## start

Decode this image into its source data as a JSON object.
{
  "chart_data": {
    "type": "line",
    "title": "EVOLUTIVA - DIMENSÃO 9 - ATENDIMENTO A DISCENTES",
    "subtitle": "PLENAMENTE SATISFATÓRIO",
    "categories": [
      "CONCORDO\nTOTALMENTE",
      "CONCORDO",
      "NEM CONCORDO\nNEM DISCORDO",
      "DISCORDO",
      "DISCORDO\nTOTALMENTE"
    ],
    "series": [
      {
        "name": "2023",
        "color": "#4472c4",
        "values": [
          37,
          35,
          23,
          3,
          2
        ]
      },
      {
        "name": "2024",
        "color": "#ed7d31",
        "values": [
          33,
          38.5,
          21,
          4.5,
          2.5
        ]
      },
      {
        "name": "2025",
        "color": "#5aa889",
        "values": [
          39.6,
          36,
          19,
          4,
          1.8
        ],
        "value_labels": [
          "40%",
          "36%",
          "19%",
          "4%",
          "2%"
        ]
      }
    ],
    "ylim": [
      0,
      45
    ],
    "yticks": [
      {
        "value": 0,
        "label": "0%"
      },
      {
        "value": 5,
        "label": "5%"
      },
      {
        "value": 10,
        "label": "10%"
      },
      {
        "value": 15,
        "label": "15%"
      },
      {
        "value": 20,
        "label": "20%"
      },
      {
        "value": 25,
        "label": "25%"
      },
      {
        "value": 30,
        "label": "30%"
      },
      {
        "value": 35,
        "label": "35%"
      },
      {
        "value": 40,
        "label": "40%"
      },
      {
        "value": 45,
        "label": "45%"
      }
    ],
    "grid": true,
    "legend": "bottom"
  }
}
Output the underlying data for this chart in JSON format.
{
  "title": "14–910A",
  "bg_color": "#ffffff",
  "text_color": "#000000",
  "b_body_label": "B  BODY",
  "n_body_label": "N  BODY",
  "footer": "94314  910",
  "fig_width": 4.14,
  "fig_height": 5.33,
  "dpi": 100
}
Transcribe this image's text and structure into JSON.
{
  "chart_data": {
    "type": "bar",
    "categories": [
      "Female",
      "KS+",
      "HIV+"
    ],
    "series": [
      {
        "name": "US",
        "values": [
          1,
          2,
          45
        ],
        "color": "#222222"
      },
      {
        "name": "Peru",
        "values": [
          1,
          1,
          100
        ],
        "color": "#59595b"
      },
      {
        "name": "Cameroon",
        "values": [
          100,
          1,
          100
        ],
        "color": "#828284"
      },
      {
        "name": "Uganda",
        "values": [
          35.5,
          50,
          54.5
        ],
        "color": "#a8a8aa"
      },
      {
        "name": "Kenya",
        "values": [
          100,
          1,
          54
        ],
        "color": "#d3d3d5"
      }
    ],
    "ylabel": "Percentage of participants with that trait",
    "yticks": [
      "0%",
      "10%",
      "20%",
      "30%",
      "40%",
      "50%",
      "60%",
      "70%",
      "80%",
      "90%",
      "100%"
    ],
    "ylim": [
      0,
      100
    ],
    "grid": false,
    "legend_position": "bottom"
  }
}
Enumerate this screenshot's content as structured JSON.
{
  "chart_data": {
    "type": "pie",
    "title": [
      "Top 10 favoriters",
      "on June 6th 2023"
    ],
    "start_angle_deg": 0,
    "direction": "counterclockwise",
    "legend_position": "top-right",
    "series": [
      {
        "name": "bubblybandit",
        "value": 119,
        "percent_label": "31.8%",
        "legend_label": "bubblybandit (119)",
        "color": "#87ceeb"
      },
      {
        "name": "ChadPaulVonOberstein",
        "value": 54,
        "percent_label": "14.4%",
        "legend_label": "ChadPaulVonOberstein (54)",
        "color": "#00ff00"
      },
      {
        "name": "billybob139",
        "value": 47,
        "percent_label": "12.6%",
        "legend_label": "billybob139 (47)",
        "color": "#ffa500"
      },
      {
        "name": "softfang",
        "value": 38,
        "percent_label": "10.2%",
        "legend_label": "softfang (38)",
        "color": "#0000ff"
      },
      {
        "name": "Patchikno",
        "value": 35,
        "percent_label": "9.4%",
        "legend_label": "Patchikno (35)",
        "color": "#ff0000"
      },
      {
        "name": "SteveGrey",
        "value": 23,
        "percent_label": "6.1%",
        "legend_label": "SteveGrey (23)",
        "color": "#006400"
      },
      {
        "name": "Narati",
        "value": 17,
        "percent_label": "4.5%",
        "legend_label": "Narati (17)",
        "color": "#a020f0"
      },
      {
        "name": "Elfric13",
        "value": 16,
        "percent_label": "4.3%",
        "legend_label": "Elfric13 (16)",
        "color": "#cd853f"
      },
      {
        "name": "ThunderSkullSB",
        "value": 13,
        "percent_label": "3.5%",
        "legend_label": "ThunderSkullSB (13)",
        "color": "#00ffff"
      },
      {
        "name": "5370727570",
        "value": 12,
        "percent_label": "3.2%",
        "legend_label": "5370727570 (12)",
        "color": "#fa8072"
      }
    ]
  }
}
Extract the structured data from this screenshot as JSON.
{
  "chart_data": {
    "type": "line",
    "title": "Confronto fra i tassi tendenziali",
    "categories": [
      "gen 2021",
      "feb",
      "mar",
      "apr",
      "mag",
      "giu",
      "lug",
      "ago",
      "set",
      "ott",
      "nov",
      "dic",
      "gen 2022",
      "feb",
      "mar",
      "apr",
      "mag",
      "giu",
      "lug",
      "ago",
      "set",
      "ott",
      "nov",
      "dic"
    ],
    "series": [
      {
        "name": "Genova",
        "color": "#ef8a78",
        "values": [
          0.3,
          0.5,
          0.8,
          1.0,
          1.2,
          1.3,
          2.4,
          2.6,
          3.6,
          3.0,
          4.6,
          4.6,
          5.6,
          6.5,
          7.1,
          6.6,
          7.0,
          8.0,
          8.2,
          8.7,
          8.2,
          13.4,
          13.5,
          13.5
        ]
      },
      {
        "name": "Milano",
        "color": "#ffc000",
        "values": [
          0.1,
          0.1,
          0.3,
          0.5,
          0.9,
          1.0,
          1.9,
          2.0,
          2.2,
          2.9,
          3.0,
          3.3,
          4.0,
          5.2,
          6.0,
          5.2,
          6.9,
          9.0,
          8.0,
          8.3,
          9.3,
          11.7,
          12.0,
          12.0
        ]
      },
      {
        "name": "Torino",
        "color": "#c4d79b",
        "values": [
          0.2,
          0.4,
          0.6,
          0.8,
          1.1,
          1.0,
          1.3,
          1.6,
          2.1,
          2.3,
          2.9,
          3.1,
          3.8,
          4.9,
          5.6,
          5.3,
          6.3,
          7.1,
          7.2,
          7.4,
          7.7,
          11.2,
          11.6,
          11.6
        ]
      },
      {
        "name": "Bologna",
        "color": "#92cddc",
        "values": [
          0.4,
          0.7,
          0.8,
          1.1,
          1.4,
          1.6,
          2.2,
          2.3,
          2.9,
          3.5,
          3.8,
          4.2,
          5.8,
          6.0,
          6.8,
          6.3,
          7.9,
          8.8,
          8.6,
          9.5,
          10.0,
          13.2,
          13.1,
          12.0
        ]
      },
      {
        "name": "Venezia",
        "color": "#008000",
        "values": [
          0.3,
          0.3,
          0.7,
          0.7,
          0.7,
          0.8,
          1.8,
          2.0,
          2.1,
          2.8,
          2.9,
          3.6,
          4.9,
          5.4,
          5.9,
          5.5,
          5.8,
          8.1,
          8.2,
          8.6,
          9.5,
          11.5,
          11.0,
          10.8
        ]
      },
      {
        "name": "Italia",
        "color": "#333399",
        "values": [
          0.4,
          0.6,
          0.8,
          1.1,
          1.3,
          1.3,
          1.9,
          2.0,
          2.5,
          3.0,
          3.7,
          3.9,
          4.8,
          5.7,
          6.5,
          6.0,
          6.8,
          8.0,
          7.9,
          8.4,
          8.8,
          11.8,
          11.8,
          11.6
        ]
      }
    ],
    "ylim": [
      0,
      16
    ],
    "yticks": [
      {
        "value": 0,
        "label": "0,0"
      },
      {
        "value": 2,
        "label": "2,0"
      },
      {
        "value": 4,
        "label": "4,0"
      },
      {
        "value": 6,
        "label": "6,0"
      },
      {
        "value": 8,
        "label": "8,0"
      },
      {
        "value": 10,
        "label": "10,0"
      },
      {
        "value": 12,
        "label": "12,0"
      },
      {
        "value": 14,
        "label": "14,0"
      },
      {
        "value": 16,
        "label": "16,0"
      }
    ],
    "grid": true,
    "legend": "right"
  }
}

## end

Find every line in the records above that contains the word "screenshot", and copy each one.

Enumerate this screenshot's content as structured JSON.
Extract the structured data from this screenshot as JSON.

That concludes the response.